Prompt – Leave the pictures out and print every record below exactly as it stands.

Material for the task –
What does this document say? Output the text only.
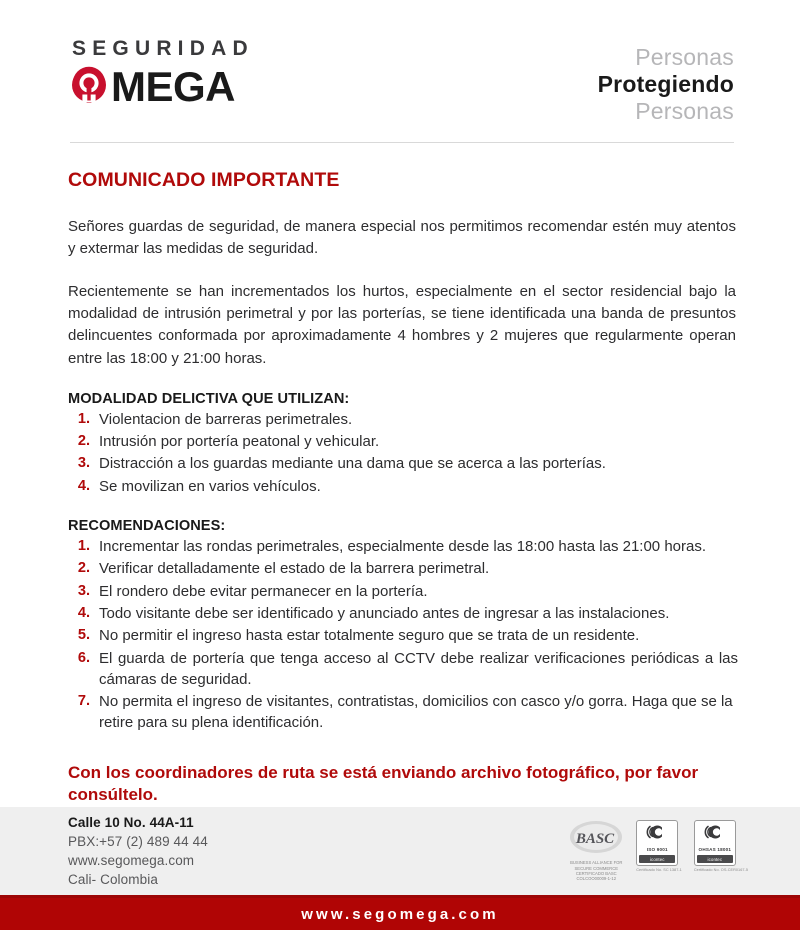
SEGURIDAD
MEGA
Personas
Protegiendo
Personas
COMUNICADO IMPORTANTE

Señores guardas de seguridad, de manera especial nos permitimos recomendar estén muy atentos y extermar las medidas de seguridad.

Recientemente se han incrementados los hurtos, especialmente en el sector residencial bajo la modalidad de intrusión perimetral y por las porterías, se tiene identificada una banda de presuntos delincuentes conformada por aproximadamente 4 hombres y 2 mujeres que regularmente operan entre las 18:00 y 21:00 horas.

MODALIDAD DELICTIVA QUE UTILIZAN:
1. Violentacion de barreras perimetrales.
2. Intrusión por portería peatonal y vehicular.
3. Distracción a los guardas mediante una dama que se acerca a las porterías.
4. Se movilizan en varios vehículos.
RECOMENDACIONES:
1. Incrementar las rondas perimetrales, especialmente desde las 18:00 hasta las 21:00 horas.
2. Verificar detalladamente el estado de la barrera perimetral.
3. El rondero debe evitar permanecer en la portería.
4. Todo visitante debe ser identificado y anunciado antes de ingresar a las instalaciones.
5. No permitir el ingreso hasta estar totalmente seguro que se trata de un residente.
6. El guarda de portería que tenga acceso al CCTV debe realizar verificaciones periódicas a las cámaras de seguridad.
7. No permita el ingreso de visitantes, contratistas, domicilios con casco y/o gorra. Haga que se la retire para su plena identificación.

Con los coordinadores de ruta se está enviando archivo fotográfico, por favor consúltelo.

Calle 10 No. 44A-11
PBX:+57 (2) 489 44 44
www.segomega.com
Cali- Colombia
BASC
BUSINESS ALLIANCE FOR SECURE COMMERCE CERTIFICADO BASC COLCOO00009-1-12
ISO 9001
icontec
Certificado No. SC 1387-1
OHSAS 18001
icontec
Certificado No. OS-CER0167-5
www.segomega.com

Final answer –
What does this document say? Output the text only.
SEGURIDAD
MEGA
Personas
Protegiendo
Personas
COMUNICADO IMPORTANTE

Señores guardas de seguridad, de manera especial nos permitimos recomendar estén muy atentos y extermar las medidas de seguridad.

Recientemente se han incrementados los hurtos, especialmente en el sector residencial bajo la modalidad de intrusión perimetral y por las porterías, se tiene identificada una banda de presuntos delincuentes conformada por aproximadamente 4 hombres y 2 mujeres que regularmente operan entre las 18:00 y 21:00 horas.

MODALIDAD DELICTIVA QUE UTILIZAN:
1. Violentacion de barreras perimetrales.
2. Intrusión por portería peatonal y vehicular.
3. Distracción a los guardas mediante una dama que se acerca a las porterías.
4. Se movilizan en varios vehículos.
RECOMENDACIONES:
1. Incrementar las rondas perimetrales, especialmente desde las 18:00 hasta las 21:00 horas.
2. Verificar detalladamente el estado de la barrera perimetral.
3. El rondero debe evitar permanecer en la portería.
4. Todo visitante debe ser identificado y anunciado antes de ingresar a las instalaciones.
5. No permitir el ingreso hasta estar totalmente seguro que se trata de un residente.
6. El guarda de portería que tenga acceso al CCTV debe realizar verificaciones periódicas a las cámaras de seguridad.
7. No permita el ingreso de visitantes, contratistas, domicilios con casco y/o gorra. Haga que se la retire para su plena identificación.

Con los coordinadores de ruta se está enviando archivo fotográfico, por favor consúltelo.

Calle 10 No. 44A-11
PBX:+57 (2) 489 44 44
www.segomega.com
Cali- Colombia
BASC
BUSINESS ALLIANCE FOR SECURE COMMERCE CERTIFICADO BASC COLCOO00009-1-12
ISO 9001
icontec
Certificado No. SC 1387-1
OHSAS 18001
icontec
Certificado No. OS-CER0167-5
www.segomega.com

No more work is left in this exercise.